» WHAT THE TASK REQUIRES: Return the lines beginning at the one that contains "Give me a plain-text" and continuing to the end of the entries, including both ends, exactly as written and nothing else.

» RECORDED DATA:
[start]

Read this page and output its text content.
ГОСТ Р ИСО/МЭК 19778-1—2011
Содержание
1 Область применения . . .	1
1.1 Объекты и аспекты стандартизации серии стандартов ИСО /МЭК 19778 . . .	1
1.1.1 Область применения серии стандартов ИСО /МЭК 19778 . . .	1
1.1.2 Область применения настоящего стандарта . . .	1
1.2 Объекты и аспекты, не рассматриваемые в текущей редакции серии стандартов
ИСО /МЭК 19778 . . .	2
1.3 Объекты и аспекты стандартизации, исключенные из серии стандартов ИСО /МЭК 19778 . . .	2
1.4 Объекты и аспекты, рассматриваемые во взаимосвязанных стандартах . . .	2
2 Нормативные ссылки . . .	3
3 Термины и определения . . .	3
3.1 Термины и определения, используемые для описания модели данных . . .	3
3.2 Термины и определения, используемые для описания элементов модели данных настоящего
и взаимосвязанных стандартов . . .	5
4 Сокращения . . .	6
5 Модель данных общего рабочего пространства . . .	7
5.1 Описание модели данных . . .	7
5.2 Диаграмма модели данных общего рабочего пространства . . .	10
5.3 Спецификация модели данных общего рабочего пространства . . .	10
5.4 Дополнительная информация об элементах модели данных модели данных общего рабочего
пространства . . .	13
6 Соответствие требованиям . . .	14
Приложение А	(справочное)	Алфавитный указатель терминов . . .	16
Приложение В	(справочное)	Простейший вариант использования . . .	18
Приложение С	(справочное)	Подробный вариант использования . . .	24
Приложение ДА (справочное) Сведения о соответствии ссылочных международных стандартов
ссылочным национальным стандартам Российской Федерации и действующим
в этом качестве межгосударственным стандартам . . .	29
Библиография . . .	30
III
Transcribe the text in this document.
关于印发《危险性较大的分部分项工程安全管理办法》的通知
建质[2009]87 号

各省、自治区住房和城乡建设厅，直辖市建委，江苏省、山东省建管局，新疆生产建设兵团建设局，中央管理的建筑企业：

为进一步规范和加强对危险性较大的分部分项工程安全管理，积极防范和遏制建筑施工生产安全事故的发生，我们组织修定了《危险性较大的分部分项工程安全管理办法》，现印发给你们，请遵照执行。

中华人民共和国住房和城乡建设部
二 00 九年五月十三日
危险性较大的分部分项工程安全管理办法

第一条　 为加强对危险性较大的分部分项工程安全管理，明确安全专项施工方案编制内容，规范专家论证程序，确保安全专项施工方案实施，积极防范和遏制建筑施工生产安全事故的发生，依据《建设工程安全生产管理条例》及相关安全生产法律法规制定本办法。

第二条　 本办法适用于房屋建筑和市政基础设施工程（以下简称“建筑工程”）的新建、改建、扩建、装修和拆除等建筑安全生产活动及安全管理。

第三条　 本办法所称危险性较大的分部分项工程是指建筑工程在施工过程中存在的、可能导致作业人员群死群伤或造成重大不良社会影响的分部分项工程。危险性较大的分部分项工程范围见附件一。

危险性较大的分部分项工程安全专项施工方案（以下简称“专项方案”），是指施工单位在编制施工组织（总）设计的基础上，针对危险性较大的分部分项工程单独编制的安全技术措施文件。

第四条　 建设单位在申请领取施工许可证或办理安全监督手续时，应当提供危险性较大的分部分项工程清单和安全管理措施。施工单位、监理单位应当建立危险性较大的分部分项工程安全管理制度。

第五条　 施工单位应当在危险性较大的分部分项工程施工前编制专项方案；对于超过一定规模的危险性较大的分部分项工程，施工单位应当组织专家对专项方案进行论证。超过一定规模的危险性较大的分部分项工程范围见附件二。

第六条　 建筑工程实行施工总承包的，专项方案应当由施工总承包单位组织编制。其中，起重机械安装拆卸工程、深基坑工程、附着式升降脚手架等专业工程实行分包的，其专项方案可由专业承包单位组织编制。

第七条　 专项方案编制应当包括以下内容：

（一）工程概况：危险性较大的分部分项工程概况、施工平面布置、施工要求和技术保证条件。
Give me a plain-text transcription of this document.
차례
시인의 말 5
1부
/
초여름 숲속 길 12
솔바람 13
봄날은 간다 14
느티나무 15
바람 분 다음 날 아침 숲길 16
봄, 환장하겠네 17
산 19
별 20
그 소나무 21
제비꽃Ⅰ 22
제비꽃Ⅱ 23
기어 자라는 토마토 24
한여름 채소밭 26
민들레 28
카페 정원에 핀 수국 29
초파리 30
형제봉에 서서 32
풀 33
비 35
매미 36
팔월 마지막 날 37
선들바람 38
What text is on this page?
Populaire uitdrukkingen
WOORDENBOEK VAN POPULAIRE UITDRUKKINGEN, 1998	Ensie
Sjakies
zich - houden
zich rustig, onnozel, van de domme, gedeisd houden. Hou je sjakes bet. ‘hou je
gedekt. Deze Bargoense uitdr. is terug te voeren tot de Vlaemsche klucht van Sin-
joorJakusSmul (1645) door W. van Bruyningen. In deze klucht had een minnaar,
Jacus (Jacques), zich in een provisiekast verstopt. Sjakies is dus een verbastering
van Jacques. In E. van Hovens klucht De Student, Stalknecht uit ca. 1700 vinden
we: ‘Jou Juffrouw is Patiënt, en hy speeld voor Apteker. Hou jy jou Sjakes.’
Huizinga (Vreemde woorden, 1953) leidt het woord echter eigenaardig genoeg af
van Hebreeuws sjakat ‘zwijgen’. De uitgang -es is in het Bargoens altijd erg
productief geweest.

[end]

» REPLY:
Give me a plain-text transcription of this document.
차례
시인의 말 5
1부
/
초여름 숲속 길 12
솔바람 13
봄날은 간다 14
느티나무 15
바람 분 다음 날 아침 숲길 16
봄, 환장하겠네 17
산 19
별 20
그 소나무 21
제비꽃Ⅰ 22
제비꽃Ⅱ 23
기어 자라는 토마토 24
한여름 채소밭 26
민들레 28
카페 정원에 핀 수국 29
초파리 30
형제봉에 서서 32
풀 33
비 35
매미 36
팔월 마지막 날 37
선들바람 38
What text is on this page?
Populaire uitdrukkingen
WOORDENBOEK VAN POPULAIRE UITDRUKKINGEN, 1998	Ensie
Sjakies
zich - houden
zich rustig, onnozel, van de domme, gedeisd houden. Hou je sjakes bet. ‘hou je
gedekt. Deze Bargoense uitdr. is terug te voeren tot de Vlaemsche klucht van Sin-
joorJakusSmul (1645) door W. van Bruyningen. In deze klucht had een minnaar,
Jacus (Jacques), zich in een provisiekast verstopt. Sjakies is dus een verbastering
van Jacques. In E. van Hovens klucht De Student, Stalknecht uit ca. 1700 vinden
we: ‘Jou Juffrouw is Patiënt, en hy speeld voor Apteker. Hou jy jou Sjakes.’
Huizinga (Vreemde woorden, 1953) leidt het woord echter eigenaardig genoeg af
van Hebreeuws sjakat ‘zwijgen’. De uitgang -es is in het Bargoens altijd erg
productief geweest.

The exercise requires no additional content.